**WRITTEN TASK**.
The records below should be written out again, exactly.

**LISTED RECORDS**.
◇ ◇ ◇ ◇

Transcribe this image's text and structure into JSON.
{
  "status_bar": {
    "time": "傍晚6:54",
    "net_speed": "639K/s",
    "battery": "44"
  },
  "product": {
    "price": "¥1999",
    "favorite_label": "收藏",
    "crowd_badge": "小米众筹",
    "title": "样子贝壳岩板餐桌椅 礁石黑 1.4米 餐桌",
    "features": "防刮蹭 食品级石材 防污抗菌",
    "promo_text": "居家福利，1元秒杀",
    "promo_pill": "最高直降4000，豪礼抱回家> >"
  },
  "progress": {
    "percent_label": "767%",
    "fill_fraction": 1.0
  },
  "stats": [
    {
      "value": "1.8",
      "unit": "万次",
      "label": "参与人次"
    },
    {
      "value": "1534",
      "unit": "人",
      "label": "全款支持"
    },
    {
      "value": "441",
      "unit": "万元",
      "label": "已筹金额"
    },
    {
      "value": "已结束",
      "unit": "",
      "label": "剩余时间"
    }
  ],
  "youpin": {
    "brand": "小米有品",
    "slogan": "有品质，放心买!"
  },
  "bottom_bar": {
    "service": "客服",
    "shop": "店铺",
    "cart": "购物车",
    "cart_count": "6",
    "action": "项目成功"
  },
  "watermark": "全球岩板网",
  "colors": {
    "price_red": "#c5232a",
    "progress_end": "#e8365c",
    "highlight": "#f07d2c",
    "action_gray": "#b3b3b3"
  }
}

◇ ◇ ◇ ◇

**TASK ANSWER**.
Transcribe this image's text and structure into JSON.
{
  "status_bar": {
    "time": "傍晚6:54",
    "net_speed": "639K/s",
    "battery": "44"
  },
  "product": {
    "price": "¥1999",
    "favorite_label": "收藏",
    "crowd_badge": "小米众筹",
    "title": "样子贝壳岩板餐桌椅 礁石黑 1.4米 餐桌",
    "features": "防刮蹭 食品级石材 防污抗菌",
    "promo_text": "居家福利，1元秒杀",
    "promo_pill": "最高直降4000，豪礼抱回家> >"
  },
  "progress": {
    "percent_label": "767%",
    "fill_fraction": 1.0
  },
  "stats": [
    {
      "value": "1.8",
      "unit": "万次",
      "label": "参与人次"
    },
    {
      "value": "1534",
      "unit": "人",
      "label": "全款支持"
    },
    {
      "value": "441",
      "unit": "万元",
      "label": "已筹金额"
    },
    {
      "value": "已结束",
      "unit": "",
      "label": "剩余时间"
    }
  ],
  "youpin": {
    "brand": "小米有品",
    "slogan": "有品质，放心买!"
  },
  "bottom_bar": {
    "service": "客服",
    "shop": "店铺",
    "cart": "购物车",
    "cart_count": "6",
    "action": "项目成功"
  },
  "watermark": "全球岩板网",
  "colors": {
    "price_red": "#c5232a",
    "progress_end": "#e8365c",
    "highlight": "#f07d2c",
    "action_gray": "#b3b3b3"
  }
}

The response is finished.